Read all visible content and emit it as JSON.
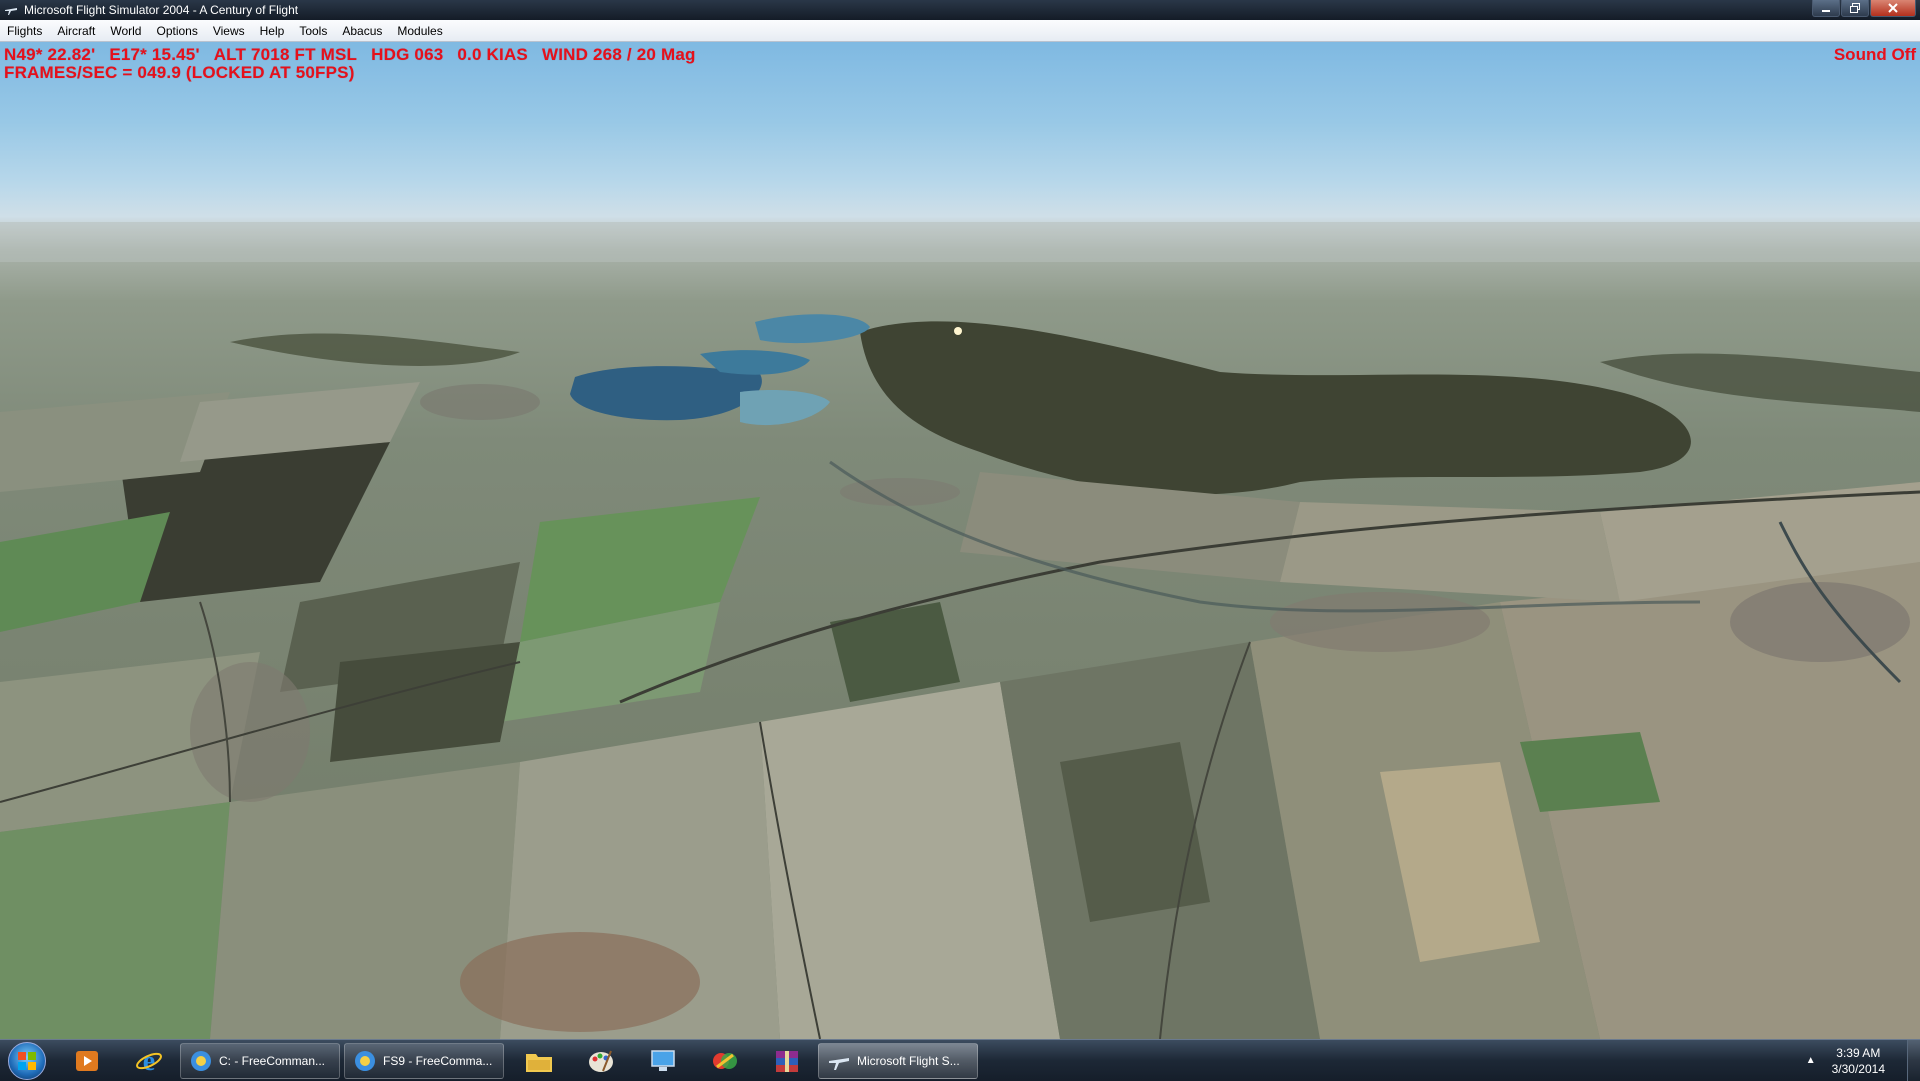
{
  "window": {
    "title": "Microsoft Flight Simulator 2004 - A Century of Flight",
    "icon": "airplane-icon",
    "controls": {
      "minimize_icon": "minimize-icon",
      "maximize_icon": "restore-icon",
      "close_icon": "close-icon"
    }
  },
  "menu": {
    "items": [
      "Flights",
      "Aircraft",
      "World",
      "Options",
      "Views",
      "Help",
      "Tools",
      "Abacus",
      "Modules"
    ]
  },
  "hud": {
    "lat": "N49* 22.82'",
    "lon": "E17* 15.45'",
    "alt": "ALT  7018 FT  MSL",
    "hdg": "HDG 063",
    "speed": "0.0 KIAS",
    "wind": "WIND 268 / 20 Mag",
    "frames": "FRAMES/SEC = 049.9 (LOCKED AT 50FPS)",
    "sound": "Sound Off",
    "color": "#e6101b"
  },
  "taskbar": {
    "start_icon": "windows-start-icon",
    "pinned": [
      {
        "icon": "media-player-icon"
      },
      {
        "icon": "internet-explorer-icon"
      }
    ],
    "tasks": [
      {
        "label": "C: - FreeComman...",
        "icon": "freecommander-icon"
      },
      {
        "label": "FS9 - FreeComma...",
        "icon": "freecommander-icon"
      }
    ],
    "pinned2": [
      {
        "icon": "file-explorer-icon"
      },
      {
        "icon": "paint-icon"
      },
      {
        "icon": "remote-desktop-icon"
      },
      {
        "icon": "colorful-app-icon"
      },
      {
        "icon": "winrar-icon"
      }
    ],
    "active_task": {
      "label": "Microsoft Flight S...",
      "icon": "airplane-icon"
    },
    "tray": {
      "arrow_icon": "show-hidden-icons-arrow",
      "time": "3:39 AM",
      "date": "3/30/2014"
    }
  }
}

...

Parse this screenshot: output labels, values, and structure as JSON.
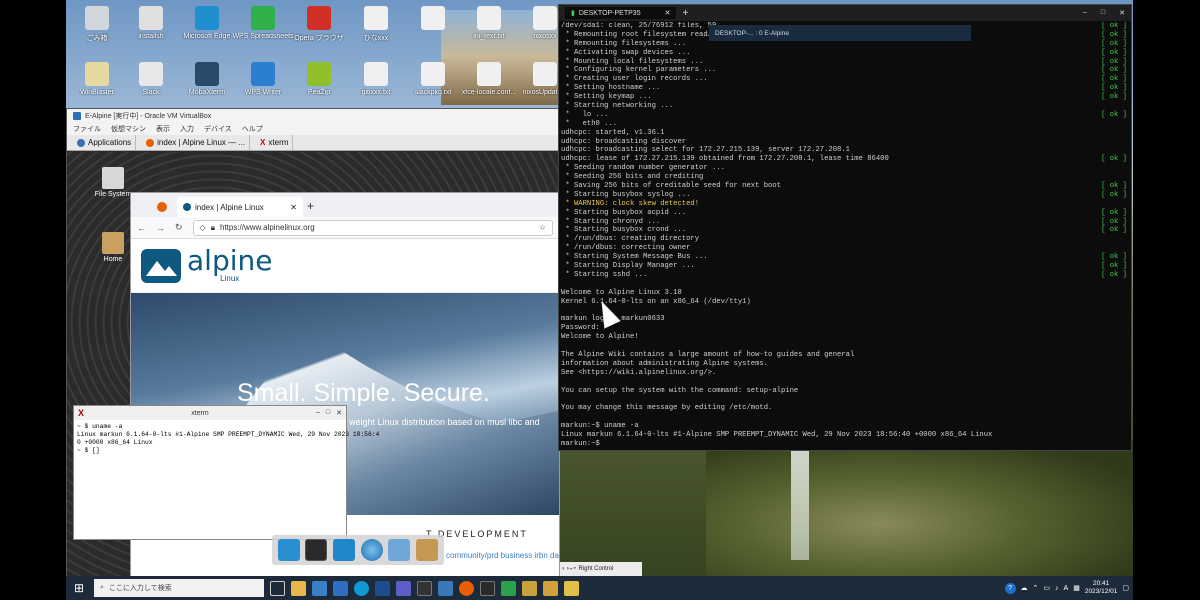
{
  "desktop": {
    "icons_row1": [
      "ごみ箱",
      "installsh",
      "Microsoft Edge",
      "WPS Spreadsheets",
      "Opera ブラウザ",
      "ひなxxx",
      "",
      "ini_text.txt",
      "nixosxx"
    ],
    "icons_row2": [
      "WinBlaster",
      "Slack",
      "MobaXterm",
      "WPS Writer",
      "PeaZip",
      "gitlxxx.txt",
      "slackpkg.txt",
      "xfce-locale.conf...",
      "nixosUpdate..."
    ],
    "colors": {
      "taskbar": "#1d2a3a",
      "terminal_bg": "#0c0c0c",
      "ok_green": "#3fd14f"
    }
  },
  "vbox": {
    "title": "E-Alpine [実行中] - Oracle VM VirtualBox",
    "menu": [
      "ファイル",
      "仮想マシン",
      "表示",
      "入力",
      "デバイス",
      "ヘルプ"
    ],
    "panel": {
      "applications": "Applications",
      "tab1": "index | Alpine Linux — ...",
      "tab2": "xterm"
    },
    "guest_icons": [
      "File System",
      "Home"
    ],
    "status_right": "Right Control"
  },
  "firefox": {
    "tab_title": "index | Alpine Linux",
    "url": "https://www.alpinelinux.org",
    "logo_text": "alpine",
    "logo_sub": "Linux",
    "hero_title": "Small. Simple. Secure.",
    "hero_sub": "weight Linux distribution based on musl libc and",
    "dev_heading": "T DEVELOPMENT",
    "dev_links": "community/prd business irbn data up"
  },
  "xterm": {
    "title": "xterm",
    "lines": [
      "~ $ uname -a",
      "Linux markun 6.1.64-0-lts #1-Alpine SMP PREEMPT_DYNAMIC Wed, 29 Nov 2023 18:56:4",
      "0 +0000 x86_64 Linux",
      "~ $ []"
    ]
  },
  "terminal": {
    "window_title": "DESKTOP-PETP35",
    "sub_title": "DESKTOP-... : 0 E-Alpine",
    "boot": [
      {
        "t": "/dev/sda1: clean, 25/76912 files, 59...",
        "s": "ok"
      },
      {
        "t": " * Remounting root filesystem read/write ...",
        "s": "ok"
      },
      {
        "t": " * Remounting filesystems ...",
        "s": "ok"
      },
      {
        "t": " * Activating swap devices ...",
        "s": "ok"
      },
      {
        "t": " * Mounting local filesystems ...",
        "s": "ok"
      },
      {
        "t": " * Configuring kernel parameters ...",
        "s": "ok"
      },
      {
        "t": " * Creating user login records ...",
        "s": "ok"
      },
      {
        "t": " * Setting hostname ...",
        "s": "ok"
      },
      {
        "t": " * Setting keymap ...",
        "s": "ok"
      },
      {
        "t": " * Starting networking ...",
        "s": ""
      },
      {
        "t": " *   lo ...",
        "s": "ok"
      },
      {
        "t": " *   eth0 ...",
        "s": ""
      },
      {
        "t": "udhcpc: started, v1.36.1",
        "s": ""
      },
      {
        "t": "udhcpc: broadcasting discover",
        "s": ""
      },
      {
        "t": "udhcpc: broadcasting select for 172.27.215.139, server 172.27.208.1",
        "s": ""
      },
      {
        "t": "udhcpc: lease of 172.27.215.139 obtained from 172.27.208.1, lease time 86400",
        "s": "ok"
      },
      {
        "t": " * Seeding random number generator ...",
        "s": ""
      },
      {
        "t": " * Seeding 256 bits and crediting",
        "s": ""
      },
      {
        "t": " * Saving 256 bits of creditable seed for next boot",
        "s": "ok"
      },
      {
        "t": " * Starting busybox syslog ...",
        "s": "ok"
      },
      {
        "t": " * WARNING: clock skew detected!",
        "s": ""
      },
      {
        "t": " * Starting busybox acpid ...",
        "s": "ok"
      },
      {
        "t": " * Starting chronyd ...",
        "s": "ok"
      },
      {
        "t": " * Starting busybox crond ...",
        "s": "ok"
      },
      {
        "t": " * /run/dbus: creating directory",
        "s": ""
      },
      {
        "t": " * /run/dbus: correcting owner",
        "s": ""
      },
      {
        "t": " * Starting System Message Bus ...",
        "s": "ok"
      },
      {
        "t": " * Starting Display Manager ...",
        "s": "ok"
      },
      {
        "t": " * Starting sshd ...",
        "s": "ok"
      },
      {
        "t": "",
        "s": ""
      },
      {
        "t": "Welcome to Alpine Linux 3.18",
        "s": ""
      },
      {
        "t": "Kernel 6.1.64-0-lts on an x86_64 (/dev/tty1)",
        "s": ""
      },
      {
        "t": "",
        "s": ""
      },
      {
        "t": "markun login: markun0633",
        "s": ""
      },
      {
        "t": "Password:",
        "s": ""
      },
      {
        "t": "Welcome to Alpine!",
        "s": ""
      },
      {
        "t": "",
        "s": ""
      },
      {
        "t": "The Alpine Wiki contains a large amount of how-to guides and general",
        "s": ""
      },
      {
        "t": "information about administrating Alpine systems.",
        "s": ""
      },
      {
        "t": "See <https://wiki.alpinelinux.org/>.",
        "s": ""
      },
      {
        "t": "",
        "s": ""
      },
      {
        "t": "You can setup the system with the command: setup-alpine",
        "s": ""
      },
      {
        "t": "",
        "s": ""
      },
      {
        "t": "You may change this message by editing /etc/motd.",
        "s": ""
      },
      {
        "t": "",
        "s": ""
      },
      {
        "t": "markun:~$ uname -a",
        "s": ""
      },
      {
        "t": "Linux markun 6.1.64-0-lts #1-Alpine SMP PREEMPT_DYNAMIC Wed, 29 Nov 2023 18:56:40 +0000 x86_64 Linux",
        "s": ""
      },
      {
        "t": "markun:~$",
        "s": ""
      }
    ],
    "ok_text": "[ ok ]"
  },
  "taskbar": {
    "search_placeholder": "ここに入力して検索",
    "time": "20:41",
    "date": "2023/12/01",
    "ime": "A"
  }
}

■ Exercise aim
Only lines holding the string "udhcpc" are wanted; gather each one from the entries above.

■ Solution to this problem
        "t": "udhcpc: started, v1.36.1",
        "t": "udhcpc: broadcasting discover",
        "t": "udhcpc: broadcasting select for 172.27.215.139, server 172.27.208.1",
        "t": "udhcpc: lease of 172.27.215.139 obtained from 172.27.208.1, lease time 86400",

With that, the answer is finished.